- [Problem details]:
Find the lines with the string "cholesterol" and return them.
— Start of Material supplied —
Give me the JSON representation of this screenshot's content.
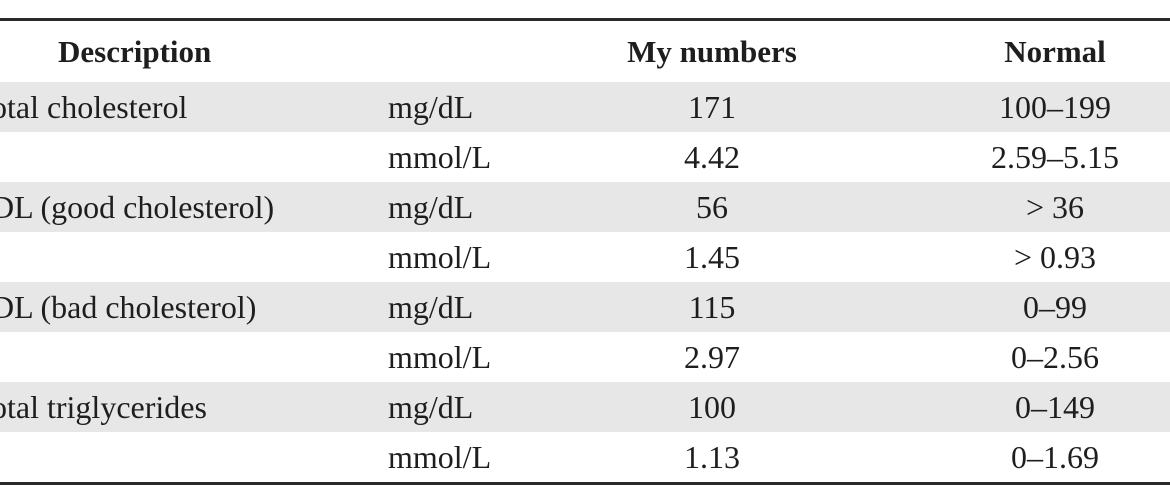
{
  "table": {
    "headers": {
      "description": "Description",
      "unit": "",
      "my_numbers": "My numbers",
      "normal": "Normal"
    },
    "rows": [
      {
        "description": "otal cholesterol",
        "unit": "mg/dL",
        "value": "171",
        "normal": "100–199",
        "shaded": true
      },
      {
        "description": "",
        "unit": "mmol/L",
        "value": "4.42",
        "normal": "2.59–5.15",
        "shaded": false
      },
      {
        "description": "DL (good cholesterol)",
        "unit": "mg/dL",
        "value": "56",
        "normal": "> 36",
        "shaded": true
      },
      {
        "description": "",
        "unit": "mmol/L",
        "value": "1.45",
        "normal": "> 0.93",
        "shaded": false
      },
      {
        "description": "DL (bad cholesterol)",
        "unit": "mg/dL",
        "value": "115",
        "normal": "0–99",
        "shaded": true
      },
      {
        "description": "",
        "unit": "mmol/L",
        "value": "2.97",
        "normal": "0–2.56",
        "shaded": false
      },
      {
        "description": "otal triglycerides",
        "unit": "mg/dL",
        "value": "100",
        "normal": "0–149",
        "shaded": true
      },
      {
        "description": "",
        "unit": "mmol/L",
        "value": "1.13",
        "normal": "0–1.69",
        "shaded": false
      }
    ]
  }
}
— End of Material supplied —
- [Expected answer]:
        "description": "otal cholesterol",
        "description": "DL (good cholesterol)",
        "description": "DL (bad cholesterol)",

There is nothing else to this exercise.